> **PASSAGE TO READ**
::::::::

Does that make a keylogger less damaging because it only monitors my account?
I've gotten used to running as a standard user and for the majority of my
daily activities I don't need to be an administrator and fast user switching
means I don't even need to logout for most administrative tasks. Now given
that most users do in fact login as an administrator account (shame) the
users virtual environment rather then the system enviornment will be modified
limiting the damage to that specific user. However if the user is not an
administrator the system suddenly becomes far less secure, such as a domain
user running using a corporate desktop the user now has the power to
overwrite administratively defined group policy settings, etc... whats up
with that? Sure it may only affect that user but thats not the point the
administrator defined a policy perhaps to protect corporate data or even
protect users from themselves (there are always some users that could care
less about security, consistantly download stuff from the internet that it at
times becomes necessary to protect the users from themselves and the
corporate data they work with so that IT can spend less time monitoring and
more time being productive). This functionality makes a previously
non-administrative account more powerful and less secure. IMHO should not be
enabled by default (ie most secure setting should be the default), espeically
on enterprise edition, home edition I could care less but corporate admins
shouldn't need to learn about virtualization because some user did something
that he wans't theoretically allowed to do.

::::::::

> **TO BE DONE**
A: How would you translate this sentence from the post about standard user accounts into Spanish: "This functionality makes a previously non-administrative account more powerful and less secure."
B: Can you condense the paragraph of the post about standard user accounts that begins "I've gotten used to running as a standard user" into a bulleted list of its main facts?

> **DATA EXCERPTS**
::::::::

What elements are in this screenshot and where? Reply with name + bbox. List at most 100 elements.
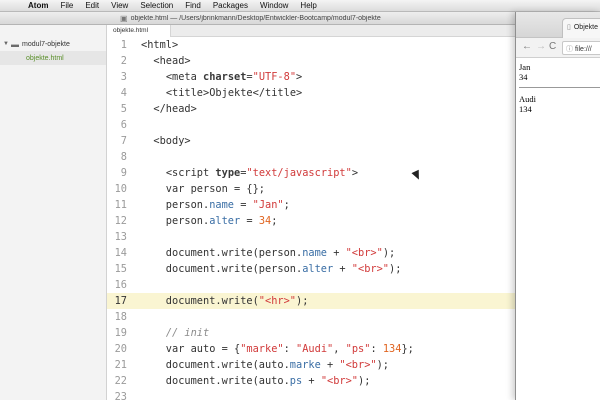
forward-arrow-icon[interactable]: → [536,41,546,52]
code-text: <head> [153,55,191,67]
project-folder-label: modul7-objekte [22,40,70,48]
chevron-down-icon[interactable]: ▼ [3,41,11,47]
code-line[interactable]: 6 [107,117,515,133]
code-text: <html> [141,39,179,51]
page-content: Jan 34 Audi 134 [516,58,600,118]
line-number: 11 [114,199,127,211]
reload-icon[interactable]: C [549,41,556,52]
menu-packages[interactable]: Packages [207,1,254,10]
url-bar[interactable]: ⓘ file:/// [562,41,600,55]
line-number: 23 [114,391,127,400]
line-number: 17 [114,295,127,307]
line-number: 1 [120,39,127,51]
code-text: </head> [153,103,197,115]
browser-toolbar: ← → C ⓘ file:/// [516,38,600,58]
code-editor[interactable]: 1 <html> 2 <head> 3 <meta charset="UTF-8"> 4… [107,37,515,400]
code-line[interactable]: 12 person.alter = 34; [107,213,515,229]
output-person-name: Jan [519,62,531,72]
code-line[interactable]: 4 <title>Objekte</title> [107,85,515,101]
code-line[interactable]: 22 document.write(auto.ps + "<br>"); [107,373,515,389]
menu-help[interactable]: Help [294,1,322,10]
code-line[interactable]: 3 <meta charset="UTF-8"> [107,69,515,85]
code-text: <script type="text/javascript"> [165,167,359,179]
line-number: 4 [120,87,127,99]
code-text: <body> [153,135,191,147]
line-number: 18 [114,311,127,323]
folder-icon: ▬ [11,39,19,49]
code-line[interactable]: 11 person.name = "Jan"; [107,197,515,213]
code-text: var auto = {"marke": "Audi", "ps": 134}; [141,343,414,355]
menu-file[interactable]: File [54,1,79,10]
tree-project-folder[interactable]: ▼ ▬ modul7-objekte [0,37,106,51]
tab-objekte-html[interactable]: objekte.html [107,25,171,37]
code-text: document.write("<hr>"); [141,295,309,307]
back-arrow-icon[interactable]: ← [522,41,532,52]
code-text: person.name = "Jan"; [141,199,290,211]
tree-view: ▼ ▬ modul7-objekte objekte.html [0,25,107,400]
browser-window: ▯ Objekte ← → C ⓘ file:/// Jan 34 Audi 134 [515,12,600,400]
document-icon: ▣ [120,13,128,23]
code-line[interactable]: 20 var auto = {"marke": "Audi", "ps": 13… [107,341,515,357]
window-titlebar[interactable]: ▣ objekte.html — /Users/jbrinkmann/Deskt… [0,12,515,25]
line-number: 7 [120,135,127,147]
browser-tab[interactable]: ▯ Objekte [562,18,600,38]
code-line[interactable]: 21 document.write(auto.marke + "<br>"); [107,357,515,373]
window-title: objekte.html — /Users/jbrinkmann/Desktop… [130,14,381,22]
menu-view[interactable]: View [105,1,134,10]
code-text: document.write(auto.marke + "<br>"); [141,359,390,371]
tree-file-objekte[interactable]: objekte.html [0,51,106,65]
menu-window[interactable]: Window [254,1,294,10]
url-text: file:/// [575,46,592,53]
menu-atom[interactable]: Atom [22,1,54,10]
editor-pane: objekte.html 1 <html> 2 <head> 3 <meta char… [107,25,515,400]
line-number: 16 [114,279,127,291]
code-line[interactable]: 1 <html> [107,37,515,53]
code-line[interactable]: 9 <script type="text/javascript"> [107,165,515,181]
menu-bar: Atom File Edit View Selection Find Packa… [0,0,600,12]
code-line[interactable]: 10 var person = {}; [107,181,515,197]
browser-tab-title: Objekte [573,24,598,31]
code-line[interactable]: 18 [107,309,515,325]
line-number: 6 [120,119,127,131]
line-number: 20 [114,343,127,355]
info-icon[interactable]: ⓘ [566,46,573,53]
tab-bar: objekte.html [107,25,515,37]
line-number: 9 [120,167,127,179]
code-line[interactable]: 17 document.write("<hr>"); [107,293,515,309]
code-text: <title>Objekte</title> [165,87,303,99]
line-number: 14 [114,247,127,259]
line-number: 2 [120,55,127,67]
line-number: 13 [114,231,127,243]
line-number: 8 [120,151,127,163]
line-number: 12 [114,215,127,227]
code-text: document.write(person.alter + "<br>"); [141,263,402,275]
code-text: // init [165,327,210,339]
code-line[interactable]: 14 document.write(person.name + "<br>"); [107,245,515,261]
horizontal-rule [519,87,600,88]
code-text: person.alter = 34; [141,215,278,227]
code-line[interactable]: 8 [107,149,515,165]
code-text: var person = {}; [141,183,265,195]
menu-selection[interactable]: Selection [134,1,179,10]
line-number: 21 [114,359,127,371]
output-person-alter: 34 [519,72,528,82]
code-line[interactable]: 15 document.write(person.alter + "<br>")… [107,261,515,277]
output-auto-ps: 134 [519,104,532,114]
code-line[interactable]: 13 [107,229,515,245]
line-number: 3 [120,71,127,83]
code-line[interactable]: 7 <body> [107,133,515,149]
atom-window: ▣ objekte.html — /Users/jbrinkmann/Deskt… [0,12,515,400]
code-line[interactable]: 5 </head> [107,101,515,117]
line-number: 22 [114,375,127,387]
menu-find[interactable]: Find [179,1,207,10]
code-line[interactable]: 23 [107,389,515,400]
code-line[interactable]: 2 <head> [107,53,515,69]
file-label: objekte.html [26,54,64,62]
line-number: 19 [114,327,127,339]
output-auto-marke: Audi [519,94,536,104]
code-line[interactable]: 19 // init [107,325,515,341]
code-text: <meta charset="UTF-8"> [165,71,303,83]
menu-edit[interactable]: Edit [79,1,105,10]
code-text: document.write(auto.ps + "<br>"); [141,375,371,387]
code-line[interactable]: 16 [107,277,515,293]
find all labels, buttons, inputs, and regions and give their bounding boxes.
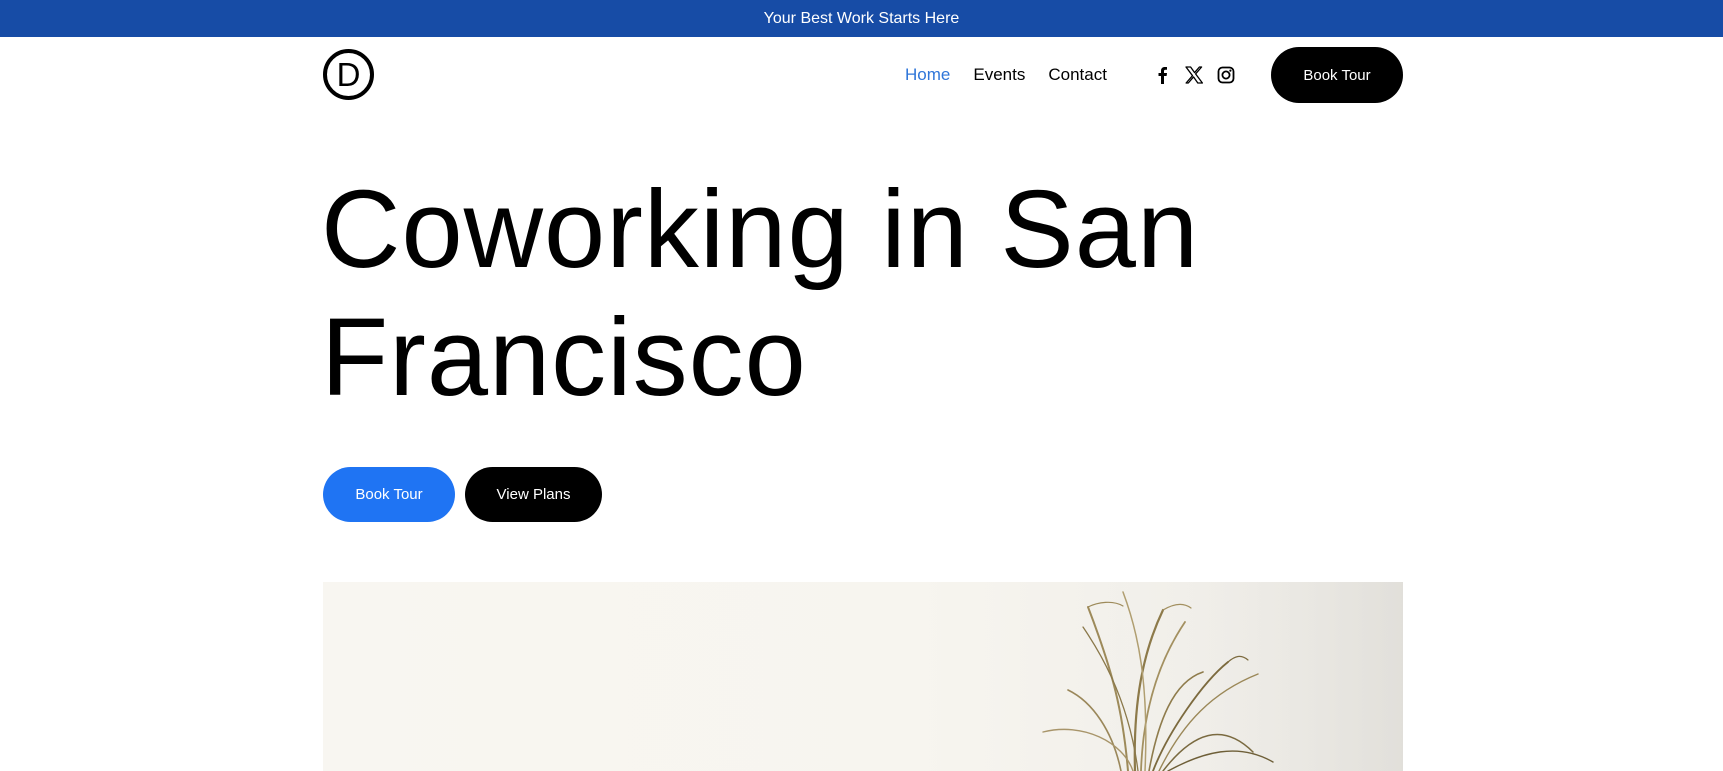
header-book-tour-button[interactable]: Book Tour	[1271, 47, 1403, 103]
hero-title-line-1: Coworking in San	[321, 168, 1200, 291]
site-header: D Home Events Contact Book Tour	[323, 37, 1403, 113]
hero-image	[323, 582, 1403, 771]
nav-link-home[interactable]: Home	[905, 65, 950, 85]
book-tour-button[interactable]: Book Tour	[323, 467, 455, 522]
facebook-icon[interactable]	[1153, 66, 1171, 84]
nav-link-events[interactable]: Events	[973, 65, 1025, 85]
x-icon[interactable]	[1185, 66, 1203, 84]
dried-grass-illustration	[1042, 582, 1403, 771]
nav-link-contact[interactable]: Contact	[1048, 65, 1107, 85]
view-plans-button[interactable]: View Plans	[465, 467, 602, 522]
instagram-icon[interactable]	[1217, 66, 1235, 84]
social-links	[1153, 37, 1235, 113]
main-nav: Home Events Contact	[905, 37, 1107, 113]
hero-title-line-2: Francisco	[321, 296, 807, 419]
hero-buttons: Book Tour View Plans	[323, 467, 602, 522]
logo-letter: D	[336, 56, 361, 93]
announcement-bar: Your Best Work Starts Here	[0, 0, 1723, 37]
logo[interactable]: D	[323, 49, 374, 100]
announcement-text: Your Best Work Starts Here	[763, 9, 960, 27]
hero-title: Coworking in San Francisco	[321, 166, 1321, 422]
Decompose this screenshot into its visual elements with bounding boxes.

::::::::

> **LIST OF SOLUTIONS**
A: Esta funcionalidad hace que una cuenta que antes no era administrativa sea más poderosa y menos segura.

B:
- The writer runs as a standard user. Most daily activities don't need administrator rights, and fast user switching removes the need to log out for most administrative tasks.
- Most users log in as administrators. For them, the user's virtual environment is modified rather than the system environment, which limits the damage to that user.
- For a user who is not an administrator, the system becomes far less secure. For example, a domain user on a corporate desktop can overwrite administratively defined group policy settings.
- Even if only that user is affected, administrators set such policies to protect corporate data or to protect careless users from themselves, so that IT can spend less time monitoring.
- The feature makes a previously non-administrative account more powerful and less secure.
- It should not be enabled by default, especially on enterprise edition. Corporate admins shouldn't have to learn about virtualization because a user did something not allowed.